----- Records for this exercise

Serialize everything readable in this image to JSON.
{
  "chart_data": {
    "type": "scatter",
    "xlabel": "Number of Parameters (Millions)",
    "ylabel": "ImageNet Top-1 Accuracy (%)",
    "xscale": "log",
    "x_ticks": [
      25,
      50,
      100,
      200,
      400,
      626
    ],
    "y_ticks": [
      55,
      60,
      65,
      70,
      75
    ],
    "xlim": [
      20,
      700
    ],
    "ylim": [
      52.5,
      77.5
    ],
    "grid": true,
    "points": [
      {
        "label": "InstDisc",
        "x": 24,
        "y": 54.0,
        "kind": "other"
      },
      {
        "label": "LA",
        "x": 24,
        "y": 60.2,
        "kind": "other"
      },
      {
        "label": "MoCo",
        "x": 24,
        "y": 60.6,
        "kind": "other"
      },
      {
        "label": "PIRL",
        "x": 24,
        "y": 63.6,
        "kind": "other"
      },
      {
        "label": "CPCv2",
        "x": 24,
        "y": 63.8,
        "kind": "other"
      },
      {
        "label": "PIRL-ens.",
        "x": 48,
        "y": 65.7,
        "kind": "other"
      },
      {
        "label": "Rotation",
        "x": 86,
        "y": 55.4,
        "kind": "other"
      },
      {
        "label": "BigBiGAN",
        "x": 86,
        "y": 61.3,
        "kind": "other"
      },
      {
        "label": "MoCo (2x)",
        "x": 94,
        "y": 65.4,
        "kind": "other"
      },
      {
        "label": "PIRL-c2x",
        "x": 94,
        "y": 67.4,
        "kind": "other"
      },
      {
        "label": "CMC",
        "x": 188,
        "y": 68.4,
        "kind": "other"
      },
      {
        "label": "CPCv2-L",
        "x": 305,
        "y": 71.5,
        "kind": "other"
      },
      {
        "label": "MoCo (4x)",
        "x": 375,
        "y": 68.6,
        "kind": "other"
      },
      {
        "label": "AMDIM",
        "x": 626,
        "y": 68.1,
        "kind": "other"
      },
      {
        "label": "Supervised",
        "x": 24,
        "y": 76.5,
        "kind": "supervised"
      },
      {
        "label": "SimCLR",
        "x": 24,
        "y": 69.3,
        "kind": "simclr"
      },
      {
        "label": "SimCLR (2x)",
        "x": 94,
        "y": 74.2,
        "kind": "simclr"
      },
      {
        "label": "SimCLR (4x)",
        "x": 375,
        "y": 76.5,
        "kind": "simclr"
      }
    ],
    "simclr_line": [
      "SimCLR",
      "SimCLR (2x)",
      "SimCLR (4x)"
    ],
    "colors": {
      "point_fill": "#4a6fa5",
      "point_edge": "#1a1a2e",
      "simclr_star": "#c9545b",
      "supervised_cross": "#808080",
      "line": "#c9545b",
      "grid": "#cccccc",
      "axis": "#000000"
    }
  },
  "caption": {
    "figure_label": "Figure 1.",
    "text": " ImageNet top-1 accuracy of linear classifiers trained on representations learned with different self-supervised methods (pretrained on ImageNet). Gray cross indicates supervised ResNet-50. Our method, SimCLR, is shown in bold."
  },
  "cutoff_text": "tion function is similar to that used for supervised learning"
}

----------

_Job_
Every line that holds the string "ImageNet" should be returned.

_Output_
    "ylabel": "ImageNet Top-1 Accuracy (%)",
    "text": " ImageNet top-1 accuracy of linear classifiers trained on representations learned with different self-supervised methods (pretrained on ImageNet). Gray cross indicates supervised ResNet-50. Our method, SimCLR, is shown in bold."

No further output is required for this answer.